What you should do »
Only lines holding the word "除ＥＴＦ株式投信" should be copied from the material.

▼

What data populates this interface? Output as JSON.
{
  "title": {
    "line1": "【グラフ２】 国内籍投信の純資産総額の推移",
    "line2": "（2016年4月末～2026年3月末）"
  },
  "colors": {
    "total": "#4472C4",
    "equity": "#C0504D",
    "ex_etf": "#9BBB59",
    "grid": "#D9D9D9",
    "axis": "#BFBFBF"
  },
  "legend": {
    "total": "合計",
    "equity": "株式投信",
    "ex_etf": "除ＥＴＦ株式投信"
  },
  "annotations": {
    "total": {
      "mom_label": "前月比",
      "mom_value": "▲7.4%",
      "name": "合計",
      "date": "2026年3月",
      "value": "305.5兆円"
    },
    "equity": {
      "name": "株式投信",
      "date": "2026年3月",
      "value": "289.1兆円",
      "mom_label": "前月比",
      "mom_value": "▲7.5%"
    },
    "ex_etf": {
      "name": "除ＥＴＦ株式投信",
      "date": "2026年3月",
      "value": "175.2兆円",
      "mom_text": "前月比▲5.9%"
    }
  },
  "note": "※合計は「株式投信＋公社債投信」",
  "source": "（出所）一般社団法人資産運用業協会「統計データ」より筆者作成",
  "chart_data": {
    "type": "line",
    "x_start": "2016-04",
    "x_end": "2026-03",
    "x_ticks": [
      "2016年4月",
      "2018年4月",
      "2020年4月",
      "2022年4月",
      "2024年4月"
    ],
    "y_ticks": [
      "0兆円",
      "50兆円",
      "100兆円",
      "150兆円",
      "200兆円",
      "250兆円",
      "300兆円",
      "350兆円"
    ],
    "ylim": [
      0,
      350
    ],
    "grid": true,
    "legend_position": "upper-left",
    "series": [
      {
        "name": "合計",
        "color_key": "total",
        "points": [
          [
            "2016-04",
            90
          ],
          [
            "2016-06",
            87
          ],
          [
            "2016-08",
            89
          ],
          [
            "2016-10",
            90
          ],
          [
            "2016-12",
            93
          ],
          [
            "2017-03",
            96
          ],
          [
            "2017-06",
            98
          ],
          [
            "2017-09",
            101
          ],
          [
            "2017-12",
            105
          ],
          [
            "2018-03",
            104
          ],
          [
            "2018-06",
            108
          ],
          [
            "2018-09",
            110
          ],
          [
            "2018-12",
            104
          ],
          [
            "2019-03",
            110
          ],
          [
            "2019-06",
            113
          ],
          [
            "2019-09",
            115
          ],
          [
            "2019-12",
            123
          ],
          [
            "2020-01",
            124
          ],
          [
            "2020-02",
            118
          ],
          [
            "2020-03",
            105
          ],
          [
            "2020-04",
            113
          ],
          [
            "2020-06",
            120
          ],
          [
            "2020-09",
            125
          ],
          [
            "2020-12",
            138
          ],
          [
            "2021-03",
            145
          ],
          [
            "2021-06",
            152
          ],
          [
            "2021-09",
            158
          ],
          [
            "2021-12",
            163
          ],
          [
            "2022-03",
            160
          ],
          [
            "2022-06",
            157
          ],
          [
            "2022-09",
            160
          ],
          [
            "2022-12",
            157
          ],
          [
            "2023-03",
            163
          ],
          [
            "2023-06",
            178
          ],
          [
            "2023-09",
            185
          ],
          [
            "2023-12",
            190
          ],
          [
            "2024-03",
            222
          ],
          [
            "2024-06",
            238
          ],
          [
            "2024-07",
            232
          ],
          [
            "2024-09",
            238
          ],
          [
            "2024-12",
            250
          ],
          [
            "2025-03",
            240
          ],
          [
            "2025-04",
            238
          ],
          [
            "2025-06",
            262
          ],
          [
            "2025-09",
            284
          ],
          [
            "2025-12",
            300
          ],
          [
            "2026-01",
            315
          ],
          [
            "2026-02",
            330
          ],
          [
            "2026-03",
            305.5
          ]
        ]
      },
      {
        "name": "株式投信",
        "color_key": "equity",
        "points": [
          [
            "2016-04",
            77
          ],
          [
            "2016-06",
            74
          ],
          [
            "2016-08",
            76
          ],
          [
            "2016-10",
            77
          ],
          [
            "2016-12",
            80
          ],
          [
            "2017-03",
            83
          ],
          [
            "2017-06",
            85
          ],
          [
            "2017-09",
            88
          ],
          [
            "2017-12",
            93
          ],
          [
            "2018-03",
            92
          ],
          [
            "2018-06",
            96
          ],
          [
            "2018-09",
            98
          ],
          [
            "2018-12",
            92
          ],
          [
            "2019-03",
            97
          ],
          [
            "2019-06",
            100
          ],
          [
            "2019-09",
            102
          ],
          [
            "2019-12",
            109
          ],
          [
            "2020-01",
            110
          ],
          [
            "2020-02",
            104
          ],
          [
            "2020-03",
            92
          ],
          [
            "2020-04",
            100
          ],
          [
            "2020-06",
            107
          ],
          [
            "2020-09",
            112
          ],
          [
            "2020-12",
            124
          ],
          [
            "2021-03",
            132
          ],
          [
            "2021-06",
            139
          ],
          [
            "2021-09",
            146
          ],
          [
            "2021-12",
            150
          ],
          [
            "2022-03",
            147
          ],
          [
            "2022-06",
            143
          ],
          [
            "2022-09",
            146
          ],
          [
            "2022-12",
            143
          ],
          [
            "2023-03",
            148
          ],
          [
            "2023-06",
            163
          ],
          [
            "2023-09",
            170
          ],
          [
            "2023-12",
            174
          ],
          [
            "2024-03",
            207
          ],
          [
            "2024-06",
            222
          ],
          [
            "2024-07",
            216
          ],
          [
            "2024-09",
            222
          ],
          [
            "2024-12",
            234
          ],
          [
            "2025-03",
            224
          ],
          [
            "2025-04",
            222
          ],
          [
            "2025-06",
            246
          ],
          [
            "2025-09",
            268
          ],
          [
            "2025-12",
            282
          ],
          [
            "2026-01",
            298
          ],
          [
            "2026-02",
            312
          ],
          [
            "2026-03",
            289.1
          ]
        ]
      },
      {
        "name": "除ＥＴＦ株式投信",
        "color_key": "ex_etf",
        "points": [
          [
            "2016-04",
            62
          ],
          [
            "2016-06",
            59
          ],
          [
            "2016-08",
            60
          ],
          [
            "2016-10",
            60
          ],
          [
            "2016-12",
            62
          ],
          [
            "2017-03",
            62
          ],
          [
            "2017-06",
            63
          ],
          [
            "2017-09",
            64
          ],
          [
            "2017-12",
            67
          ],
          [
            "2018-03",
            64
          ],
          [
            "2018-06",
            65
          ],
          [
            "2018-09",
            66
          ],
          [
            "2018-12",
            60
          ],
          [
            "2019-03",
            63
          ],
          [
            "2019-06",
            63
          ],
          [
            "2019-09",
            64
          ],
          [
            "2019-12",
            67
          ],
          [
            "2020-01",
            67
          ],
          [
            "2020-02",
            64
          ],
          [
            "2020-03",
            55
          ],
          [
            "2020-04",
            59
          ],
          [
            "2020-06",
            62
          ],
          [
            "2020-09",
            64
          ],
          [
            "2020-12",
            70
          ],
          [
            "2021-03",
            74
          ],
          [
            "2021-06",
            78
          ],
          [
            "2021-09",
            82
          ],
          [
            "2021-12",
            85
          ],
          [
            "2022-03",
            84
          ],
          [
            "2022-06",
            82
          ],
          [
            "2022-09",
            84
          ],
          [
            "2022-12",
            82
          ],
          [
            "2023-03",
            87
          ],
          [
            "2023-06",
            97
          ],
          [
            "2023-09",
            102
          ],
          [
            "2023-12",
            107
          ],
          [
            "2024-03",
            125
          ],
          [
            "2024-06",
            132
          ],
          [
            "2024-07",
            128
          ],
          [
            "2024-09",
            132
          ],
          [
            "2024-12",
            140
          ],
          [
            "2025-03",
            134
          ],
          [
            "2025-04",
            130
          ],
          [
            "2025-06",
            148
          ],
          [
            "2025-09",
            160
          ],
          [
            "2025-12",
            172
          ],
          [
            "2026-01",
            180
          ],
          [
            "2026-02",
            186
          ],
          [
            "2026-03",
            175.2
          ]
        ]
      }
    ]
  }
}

▲

Result of this exercise »
    "ex_etf": "除ＥＴＦ株式投信"
      "name": "除ＥＴＦ株式投信",
        "name": "除ＥＴＦ株式投信",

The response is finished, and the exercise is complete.